[Dataset entries]
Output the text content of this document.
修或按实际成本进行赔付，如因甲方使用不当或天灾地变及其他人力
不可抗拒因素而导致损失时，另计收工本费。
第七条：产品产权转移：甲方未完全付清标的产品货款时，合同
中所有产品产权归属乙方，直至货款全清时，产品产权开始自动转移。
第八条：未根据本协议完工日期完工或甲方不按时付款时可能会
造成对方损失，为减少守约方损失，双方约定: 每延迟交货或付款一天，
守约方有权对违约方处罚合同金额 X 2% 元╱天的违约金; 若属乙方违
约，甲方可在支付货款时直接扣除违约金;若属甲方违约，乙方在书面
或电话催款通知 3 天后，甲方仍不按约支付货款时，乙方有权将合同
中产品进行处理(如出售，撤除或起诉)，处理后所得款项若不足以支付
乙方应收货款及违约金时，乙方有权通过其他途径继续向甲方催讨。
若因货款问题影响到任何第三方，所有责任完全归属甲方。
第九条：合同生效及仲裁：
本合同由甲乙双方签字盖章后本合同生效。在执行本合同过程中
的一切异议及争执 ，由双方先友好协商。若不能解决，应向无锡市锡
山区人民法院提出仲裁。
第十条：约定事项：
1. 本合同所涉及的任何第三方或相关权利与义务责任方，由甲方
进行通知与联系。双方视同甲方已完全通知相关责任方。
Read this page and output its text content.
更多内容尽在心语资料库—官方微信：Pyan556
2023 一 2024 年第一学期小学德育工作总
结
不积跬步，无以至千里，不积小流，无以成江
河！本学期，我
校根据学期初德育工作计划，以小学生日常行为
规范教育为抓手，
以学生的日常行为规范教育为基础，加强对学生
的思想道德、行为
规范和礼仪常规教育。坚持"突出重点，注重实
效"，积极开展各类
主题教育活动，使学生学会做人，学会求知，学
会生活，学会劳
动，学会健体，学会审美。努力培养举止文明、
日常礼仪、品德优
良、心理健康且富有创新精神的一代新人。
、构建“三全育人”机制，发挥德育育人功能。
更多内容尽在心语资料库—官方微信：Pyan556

_Work instructions_. Write out every entry above, word for word.

_Complete answer_.
Output the text content of this document.
修或按实际成本进行赔付，如因甲方使用不当或天灾地变及其他人力
不可抗拒因素而导致损失时，另计收工本费。
第七条：产品产权转移：甲方未完全付清标的产品货款时，合同
中所有产品产权归属乙方，直至货款全清时，产品产权开始自动转移。
第八条：未根据本协议完工日期完工或甲方不按时付款时可能会
造成对方损失，为减少守约方损失，双方约定: 每延迟交货或付款一天，
守约方有权对违约方处罚合同金额 X 2% 元╱天的违约金; 若属乙方违
约，甲方可在支付货款时直接扣除违约金;若属甲方违约，乙方在书面
或电话催款通知 3 天后，甲方仍不按约支付货款时，乙方有权将合同
中产品进行处理(如出售，撤除或起诉)，处理后所得款项若不足以支付
乙方应收货款及违约金时，乙方有权通过其他途径继续向甲方催讨。
若因货款问题影响到任何第三方，所有责任完全归属甲方。
第九条：合同生效及仲裁：
本合同由甲乙双方签字盖章后本合同生效。在执行本合同过程中
的一切异议及争执 ，由双方先友好协商。若不能解决，应向无锡市锡
山区人民法院提出仲裁。
第十条：约定事项：
1. 本合同所涉及的任何第三方或相关权利与义务责任方，由甲方
进行通知与联系。双方视同甲方已完全通知相关责任方。
Read this page and output its text content.
更多内容尽在心语资料库—官方微信：Pyan556
2023 一 2024 年第一学期小学德育工作总
结
不积跬步，无以至千里，不积小流，无以成江
河！本学期，我
校根据学期初德育工作计划，以小学生日常行为
规范教育为抓手，
以学生的日常行为规范教育为基础，加强对学生
的思想道德、行为
规范和礼仪常规教育。坚持"突出重点，注重实
效"，积极开展各类
主题教育活动，使学生学会做人，学会求知，学
会生活，学会劳
动，学会健体，学会审美。努力培养举止文明、
日常礼仪、品德优
良、心理健康且富有创新精神的一代新人。
、构建“三全育人”机制，发挥德育育人功能。
更多内容尽在心语资料库—官方微信：Pyan556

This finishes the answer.